[BEGIN DATA EXTRACT]
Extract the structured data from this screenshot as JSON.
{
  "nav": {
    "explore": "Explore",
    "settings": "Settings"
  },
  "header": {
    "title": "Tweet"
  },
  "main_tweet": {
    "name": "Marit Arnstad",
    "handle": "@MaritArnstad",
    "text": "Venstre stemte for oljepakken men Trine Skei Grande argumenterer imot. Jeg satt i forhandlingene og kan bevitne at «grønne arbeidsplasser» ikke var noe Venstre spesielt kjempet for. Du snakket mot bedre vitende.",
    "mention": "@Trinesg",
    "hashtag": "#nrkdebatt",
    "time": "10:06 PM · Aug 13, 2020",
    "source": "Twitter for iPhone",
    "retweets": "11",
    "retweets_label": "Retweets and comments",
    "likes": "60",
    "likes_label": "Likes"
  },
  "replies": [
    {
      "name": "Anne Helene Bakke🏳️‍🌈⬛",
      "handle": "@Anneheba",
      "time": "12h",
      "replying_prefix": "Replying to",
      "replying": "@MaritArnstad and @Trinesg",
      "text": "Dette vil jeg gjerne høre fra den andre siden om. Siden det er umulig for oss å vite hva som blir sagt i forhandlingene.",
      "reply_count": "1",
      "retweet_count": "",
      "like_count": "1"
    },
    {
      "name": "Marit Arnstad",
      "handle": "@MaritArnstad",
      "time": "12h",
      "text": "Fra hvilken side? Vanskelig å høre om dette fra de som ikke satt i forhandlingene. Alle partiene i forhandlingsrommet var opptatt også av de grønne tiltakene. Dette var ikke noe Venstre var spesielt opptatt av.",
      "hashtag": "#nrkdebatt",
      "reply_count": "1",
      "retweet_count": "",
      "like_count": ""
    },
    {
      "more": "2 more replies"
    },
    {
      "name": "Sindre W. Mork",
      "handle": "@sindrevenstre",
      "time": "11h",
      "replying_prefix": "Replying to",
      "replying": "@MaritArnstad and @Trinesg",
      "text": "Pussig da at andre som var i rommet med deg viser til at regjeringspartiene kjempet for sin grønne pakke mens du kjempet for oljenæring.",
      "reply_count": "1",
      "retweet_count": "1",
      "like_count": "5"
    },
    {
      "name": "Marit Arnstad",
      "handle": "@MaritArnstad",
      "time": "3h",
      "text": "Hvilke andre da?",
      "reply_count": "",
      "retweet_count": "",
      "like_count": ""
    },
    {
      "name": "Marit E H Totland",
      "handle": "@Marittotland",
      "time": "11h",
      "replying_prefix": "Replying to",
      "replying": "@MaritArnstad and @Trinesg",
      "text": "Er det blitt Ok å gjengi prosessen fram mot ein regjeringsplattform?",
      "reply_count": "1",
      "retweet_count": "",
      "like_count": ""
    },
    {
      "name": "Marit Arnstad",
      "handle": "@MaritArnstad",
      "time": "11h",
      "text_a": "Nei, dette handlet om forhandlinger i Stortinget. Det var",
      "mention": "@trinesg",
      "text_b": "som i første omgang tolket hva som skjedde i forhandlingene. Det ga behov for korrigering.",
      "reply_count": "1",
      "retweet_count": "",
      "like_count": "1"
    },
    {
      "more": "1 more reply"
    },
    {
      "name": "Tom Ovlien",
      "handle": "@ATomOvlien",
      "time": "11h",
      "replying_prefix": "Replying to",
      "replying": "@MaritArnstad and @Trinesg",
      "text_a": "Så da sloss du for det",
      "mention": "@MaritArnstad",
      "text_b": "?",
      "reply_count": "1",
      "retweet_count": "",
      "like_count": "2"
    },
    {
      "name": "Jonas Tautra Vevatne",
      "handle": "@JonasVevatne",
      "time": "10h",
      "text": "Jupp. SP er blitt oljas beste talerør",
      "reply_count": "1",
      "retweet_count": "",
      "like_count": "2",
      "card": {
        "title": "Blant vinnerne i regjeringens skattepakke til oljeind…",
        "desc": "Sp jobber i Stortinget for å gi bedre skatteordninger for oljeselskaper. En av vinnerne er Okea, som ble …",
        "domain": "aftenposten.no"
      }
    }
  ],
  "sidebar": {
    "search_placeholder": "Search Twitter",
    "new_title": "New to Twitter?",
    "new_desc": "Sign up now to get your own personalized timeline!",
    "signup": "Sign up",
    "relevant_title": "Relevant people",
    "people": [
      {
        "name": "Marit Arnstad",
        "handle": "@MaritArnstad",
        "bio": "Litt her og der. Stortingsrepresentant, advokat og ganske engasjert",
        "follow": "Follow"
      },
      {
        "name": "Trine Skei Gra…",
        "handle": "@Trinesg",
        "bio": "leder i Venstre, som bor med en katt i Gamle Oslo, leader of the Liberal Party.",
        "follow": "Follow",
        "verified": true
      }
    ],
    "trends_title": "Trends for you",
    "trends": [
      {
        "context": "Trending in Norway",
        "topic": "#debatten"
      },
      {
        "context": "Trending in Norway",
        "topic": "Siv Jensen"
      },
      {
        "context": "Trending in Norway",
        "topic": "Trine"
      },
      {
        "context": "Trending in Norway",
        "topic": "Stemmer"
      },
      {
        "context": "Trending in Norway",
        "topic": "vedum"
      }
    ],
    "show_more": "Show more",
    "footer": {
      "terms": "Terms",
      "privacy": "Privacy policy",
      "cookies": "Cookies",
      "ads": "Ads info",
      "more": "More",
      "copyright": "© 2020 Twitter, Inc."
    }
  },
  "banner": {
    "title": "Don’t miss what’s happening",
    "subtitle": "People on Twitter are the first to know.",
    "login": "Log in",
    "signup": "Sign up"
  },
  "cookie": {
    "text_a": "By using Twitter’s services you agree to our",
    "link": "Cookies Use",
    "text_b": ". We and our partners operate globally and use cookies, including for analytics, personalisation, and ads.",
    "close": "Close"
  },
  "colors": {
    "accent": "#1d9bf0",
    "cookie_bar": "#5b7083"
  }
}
[END DATA EXTRACT]
= PROBLEM =
Select, from the listing, all lines that include the word "hashtag".

= EXPECTED ANSWER =
    "hashtag": "#nrkdebatt",
      "hashtag": "#nrkdebatt",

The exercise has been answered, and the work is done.